## start

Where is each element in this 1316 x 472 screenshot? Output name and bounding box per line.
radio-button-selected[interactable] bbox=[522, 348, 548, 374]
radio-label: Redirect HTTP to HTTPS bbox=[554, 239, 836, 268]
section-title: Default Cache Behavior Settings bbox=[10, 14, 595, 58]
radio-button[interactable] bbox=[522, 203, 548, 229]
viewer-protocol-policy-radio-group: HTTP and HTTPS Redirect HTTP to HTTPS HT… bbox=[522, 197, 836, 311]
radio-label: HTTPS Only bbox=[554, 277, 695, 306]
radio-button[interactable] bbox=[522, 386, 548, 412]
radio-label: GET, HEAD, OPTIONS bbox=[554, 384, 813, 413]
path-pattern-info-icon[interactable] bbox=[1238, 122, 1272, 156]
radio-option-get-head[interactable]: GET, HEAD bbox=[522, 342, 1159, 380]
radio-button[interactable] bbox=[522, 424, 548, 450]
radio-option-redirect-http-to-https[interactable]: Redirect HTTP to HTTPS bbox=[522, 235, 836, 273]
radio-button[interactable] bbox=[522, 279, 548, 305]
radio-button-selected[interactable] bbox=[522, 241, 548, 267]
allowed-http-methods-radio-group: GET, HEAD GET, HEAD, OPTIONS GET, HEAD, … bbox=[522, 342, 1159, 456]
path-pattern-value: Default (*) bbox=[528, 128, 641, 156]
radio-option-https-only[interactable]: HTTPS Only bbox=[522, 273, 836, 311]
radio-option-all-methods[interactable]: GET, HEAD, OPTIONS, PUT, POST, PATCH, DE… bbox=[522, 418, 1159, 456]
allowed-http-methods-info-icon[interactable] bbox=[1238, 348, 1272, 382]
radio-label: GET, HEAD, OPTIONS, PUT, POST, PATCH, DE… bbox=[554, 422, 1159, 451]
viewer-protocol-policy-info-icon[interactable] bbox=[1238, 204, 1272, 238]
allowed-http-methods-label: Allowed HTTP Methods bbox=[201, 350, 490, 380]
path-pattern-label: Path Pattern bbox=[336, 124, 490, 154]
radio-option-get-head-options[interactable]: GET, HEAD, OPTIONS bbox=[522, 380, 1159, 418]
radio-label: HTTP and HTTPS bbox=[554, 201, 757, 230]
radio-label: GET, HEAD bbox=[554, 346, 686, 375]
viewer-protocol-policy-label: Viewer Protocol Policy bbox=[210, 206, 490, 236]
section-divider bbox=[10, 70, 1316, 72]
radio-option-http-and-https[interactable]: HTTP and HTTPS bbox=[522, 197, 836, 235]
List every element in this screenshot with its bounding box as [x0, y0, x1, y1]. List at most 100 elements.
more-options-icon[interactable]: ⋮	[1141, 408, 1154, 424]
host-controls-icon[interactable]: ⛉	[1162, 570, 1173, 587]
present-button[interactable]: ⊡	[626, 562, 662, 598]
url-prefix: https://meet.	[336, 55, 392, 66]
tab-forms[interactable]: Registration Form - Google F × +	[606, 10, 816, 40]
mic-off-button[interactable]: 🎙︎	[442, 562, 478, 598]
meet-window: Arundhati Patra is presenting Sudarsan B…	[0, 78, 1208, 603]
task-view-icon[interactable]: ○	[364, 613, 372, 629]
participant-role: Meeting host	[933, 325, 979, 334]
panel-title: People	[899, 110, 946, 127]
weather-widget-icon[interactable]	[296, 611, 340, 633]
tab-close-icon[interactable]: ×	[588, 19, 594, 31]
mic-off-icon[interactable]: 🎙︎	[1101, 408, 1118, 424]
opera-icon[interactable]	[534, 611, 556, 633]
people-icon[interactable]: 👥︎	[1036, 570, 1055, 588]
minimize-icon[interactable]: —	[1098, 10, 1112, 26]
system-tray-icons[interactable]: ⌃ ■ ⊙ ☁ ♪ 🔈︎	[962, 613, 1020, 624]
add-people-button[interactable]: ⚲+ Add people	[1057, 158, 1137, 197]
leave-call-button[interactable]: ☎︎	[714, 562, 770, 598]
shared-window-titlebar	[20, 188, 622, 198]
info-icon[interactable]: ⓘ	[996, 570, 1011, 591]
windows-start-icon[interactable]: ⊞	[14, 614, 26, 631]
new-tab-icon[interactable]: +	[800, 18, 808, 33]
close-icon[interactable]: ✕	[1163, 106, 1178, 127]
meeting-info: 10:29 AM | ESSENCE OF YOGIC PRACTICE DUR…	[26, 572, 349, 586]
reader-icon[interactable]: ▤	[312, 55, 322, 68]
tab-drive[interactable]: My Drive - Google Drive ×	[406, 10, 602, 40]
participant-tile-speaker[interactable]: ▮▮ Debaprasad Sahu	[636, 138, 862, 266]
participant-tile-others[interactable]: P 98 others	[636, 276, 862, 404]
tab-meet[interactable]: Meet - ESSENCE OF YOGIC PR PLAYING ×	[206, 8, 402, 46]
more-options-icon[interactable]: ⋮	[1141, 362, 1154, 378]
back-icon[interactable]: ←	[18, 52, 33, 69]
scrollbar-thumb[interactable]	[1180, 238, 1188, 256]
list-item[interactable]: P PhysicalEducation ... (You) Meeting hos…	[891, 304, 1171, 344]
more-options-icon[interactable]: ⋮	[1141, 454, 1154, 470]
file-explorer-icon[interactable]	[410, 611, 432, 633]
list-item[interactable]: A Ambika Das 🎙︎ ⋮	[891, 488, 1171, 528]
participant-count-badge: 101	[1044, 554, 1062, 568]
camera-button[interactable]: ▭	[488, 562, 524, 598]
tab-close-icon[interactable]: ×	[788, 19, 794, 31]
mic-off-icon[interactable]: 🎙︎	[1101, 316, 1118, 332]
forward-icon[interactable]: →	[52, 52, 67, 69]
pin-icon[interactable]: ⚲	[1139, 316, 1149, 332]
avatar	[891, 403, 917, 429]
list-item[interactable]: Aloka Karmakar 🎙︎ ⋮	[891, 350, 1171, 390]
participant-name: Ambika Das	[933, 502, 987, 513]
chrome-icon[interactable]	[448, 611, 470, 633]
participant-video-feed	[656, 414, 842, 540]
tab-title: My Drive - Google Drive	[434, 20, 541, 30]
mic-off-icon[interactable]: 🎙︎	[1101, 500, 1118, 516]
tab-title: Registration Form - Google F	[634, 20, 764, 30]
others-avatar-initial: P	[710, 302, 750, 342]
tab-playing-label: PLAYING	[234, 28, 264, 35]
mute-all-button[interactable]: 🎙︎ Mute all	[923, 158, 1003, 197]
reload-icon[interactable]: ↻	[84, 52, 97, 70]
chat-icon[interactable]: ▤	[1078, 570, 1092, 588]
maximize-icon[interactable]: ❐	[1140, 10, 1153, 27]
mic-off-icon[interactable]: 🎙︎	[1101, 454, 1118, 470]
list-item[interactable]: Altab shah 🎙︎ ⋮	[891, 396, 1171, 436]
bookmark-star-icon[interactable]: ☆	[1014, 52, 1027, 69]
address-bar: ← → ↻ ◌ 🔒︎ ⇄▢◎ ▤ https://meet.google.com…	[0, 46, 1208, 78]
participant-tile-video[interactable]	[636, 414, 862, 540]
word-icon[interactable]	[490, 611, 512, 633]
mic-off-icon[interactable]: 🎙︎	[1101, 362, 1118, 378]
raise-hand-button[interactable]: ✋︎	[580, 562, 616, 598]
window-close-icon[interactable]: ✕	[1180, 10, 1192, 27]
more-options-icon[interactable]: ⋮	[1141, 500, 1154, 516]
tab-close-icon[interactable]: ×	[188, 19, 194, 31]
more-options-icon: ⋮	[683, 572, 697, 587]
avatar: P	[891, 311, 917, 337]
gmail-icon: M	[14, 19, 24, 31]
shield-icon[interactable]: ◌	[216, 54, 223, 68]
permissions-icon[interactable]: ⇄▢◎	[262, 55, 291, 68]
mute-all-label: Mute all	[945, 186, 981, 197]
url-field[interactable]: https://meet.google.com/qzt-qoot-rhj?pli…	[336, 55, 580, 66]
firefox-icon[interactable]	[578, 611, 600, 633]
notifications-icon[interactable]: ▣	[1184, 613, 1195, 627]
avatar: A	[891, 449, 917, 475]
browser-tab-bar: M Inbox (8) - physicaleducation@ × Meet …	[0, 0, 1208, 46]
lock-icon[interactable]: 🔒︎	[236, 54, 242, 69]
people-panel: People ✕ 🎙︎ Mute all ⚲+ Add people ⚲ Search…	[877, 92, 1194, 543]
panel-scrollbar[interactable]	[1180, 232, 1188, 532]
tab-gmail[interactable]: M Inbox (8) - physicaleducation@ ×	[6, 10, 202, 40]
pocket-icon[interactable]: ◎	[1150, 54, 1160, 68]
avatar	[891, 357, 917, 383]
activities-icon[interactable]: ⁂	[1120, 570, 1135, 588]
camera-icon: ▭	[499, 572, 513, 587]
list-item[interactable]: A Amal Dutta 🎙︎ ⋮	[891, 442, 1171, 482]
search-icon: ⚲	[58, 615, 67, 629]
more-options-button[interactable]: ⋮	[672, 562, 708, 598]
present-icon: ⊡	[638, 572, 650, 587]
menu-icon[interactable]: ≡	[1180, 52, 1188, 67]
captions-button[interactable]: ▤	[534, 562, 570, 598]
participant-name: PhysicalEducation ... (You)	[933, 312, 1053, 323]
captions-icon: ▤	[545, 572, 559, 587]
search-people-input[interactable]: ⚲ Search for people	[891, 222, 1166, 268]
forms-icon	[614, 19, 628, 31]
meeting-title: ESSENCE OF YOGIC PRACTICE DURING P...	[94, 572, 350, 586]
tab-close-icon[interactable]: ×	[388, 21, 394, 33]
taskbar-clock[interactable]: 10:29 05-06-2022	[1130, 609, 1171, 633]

## end

> WHAT IS ASKED
Please list every line of the items that contains the word "ESSENCE", matching case exactly.

> COMPLETE ANSWER
meeting-info: 10:29 AM | ESSENCE OF YOGIC PRACTICE DUR…	[26, 572, 349, 586]
tab-meet[interactable]: Meet - ESSENCE OF YOGIC PR PLAYING ×	[206, 8, 402, 46]
meeting-title: ESSENCE OF YOGIC PRACTICE DURING P...	[94, 572, 350, 586]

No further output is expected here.